Report the number of lines containing "ſommeil", with no other words.

>> START Data excerpts

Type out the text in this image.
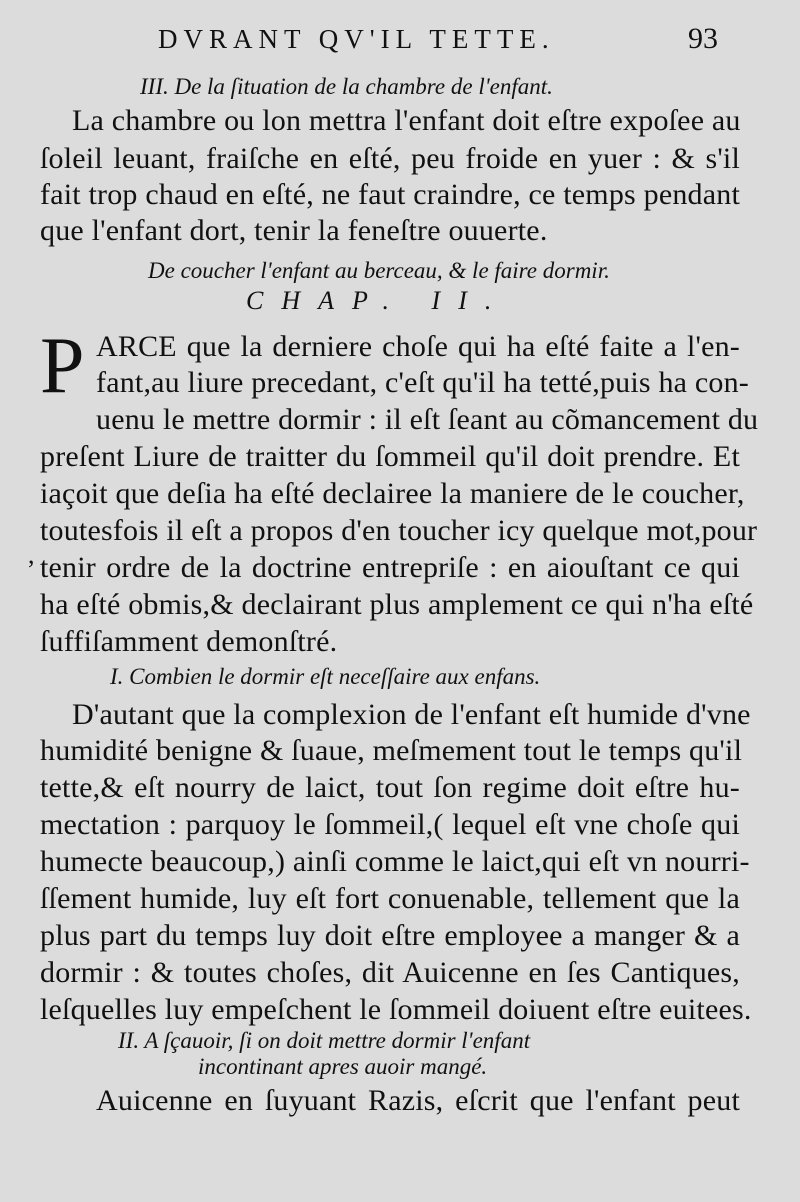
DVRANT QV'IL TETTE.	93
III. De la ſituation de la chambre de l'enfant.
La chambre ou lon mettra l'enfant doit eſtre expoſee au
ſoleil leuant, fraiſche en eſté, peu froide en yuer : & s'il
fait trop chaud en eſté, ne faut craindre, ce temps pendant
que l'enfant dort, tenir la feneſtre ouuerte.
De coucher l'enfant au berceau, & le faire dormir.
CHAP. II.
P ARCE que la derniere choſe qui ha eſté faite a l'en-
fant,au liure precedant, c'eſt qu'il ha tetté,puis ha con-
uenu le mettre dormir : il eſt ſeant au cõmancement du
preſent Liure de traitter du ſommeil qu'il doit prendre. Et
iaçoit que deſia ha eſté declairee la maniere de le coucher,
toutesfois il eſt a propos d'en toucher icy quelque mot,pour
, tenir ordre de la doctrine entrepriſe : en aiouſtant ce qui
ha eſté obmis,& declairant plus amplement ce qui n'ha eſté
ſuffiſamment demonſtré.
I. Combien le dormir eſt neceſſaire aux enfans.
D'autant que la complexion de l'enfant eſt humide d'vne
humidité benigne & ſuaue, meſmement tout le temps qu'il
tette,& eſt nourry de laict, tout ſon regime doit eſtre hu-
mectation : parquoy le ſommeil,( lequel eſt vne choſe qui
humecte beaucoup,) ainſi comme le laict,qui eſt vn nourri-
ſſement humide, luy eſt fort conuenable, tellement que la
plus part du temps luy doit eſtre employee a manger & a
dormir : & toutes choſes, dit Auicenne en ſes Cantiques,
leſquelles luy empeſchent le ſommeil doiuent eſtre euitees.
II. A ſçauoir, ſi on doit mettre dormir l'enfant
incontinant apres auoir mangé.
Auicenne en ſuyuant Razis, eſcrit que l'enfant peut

>> END Data excerpts

### Reply
3